» **What to produce**: Starting with the line that contains "Enumerate this screenshot's", set down each line through the end of the entries below, exactly and with nothing added.

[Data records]

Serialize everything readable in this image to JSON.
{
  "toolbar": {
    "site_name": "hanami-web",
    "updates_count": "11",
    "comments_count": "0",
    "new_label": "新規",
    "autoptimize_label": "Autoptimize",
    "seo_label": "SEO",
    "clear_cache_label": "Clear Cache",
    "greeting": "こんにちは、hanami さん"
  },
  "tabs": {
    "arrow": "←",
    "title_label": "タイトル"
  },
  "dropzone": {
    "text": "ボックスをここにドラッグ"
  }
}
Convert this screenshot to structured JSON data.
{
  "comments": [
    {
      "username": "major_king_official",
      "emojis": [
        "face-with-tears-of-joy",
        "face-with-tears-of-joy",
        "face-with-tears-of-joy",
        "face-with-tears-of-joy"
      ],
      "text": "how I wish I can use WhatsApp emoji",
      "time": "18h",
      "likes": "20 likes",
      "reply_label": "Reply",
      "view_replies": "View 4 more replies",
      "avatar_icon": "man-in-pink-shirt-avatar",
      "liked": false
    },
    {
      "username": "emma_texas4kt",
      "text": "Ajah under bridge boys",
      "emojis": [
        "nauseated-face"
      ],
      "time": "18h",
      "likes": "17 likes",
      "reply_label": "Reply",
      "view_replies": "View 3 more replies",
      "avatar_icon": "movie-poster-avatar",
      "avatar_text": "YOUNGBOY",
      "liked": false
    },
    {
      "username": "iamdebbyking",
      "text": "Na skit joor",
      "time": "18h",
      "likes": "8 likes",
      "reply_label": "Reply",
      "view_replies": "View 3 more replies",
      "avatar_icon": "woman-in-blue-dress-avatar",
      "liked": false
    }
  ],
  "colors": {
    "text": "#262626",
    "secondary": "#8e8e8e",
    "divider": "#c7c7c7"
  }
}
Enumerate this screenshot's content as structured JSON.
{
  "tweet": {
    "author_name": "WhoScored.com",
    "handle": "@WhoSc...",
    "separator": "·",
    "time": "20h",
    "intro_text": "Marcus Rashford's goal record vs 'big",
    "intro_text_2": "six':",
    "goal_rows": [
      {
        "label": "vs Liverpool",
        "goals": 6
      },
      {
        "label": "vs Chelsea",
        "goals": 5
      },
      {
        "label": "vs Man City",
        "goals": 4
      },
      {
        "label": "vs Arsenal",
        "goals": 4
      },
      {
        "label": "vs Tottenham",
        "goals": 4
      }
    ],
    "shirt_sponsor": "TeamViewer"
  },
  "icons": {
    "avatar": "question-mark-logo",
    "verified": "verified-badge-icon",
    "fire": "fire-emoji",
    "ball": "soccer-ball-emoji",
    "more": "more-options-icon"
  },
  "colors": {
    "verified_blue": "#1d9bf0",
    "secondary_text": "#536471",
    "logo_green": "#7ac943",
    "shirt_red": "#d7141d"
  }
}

» **Answer below**:
Enumerate this screenshot's content as structured JSON.
{
  "tweet": {
    "author_name": "WhoScored.com",
    "handle": "@WhoSc...",
    "separator": "·",
    "time": "20h",
    "intro_text": "Marcus Rashford's goal record vs 'big",
    "intro_text_2": "six':",
    "goal_rows": [
      {
        "label": "vs Liverpool",
        "goals": 6
      },
      {
        "label": "vs Chelsea",
        "goals": 5
      },
      {
        "label": "vs Man City",
        "goals": 4
      },
      {
        "label": "vs Arsenal",
        "goals": 4
      },
      {
        "label": "vs Tottenham",
        "goals": 4
      }
    ],
    "shirt_sponsor": "TeamViewer"
  },
  "icons": {
    "avatar": "question-mark-logo",
    "verified": "verified-badge-icon",
    "fire": "fire-emoji",
    "ball": "soccer-ball-emoji",
    "more": "more-options-icon"
  },
  "colors": {
    "verified_blue": "#1d9bf0",
    "secondary_text": "#536471",
    "logo_green": "#7ac943",
    "shirt_red": "#d7141d"
  }
}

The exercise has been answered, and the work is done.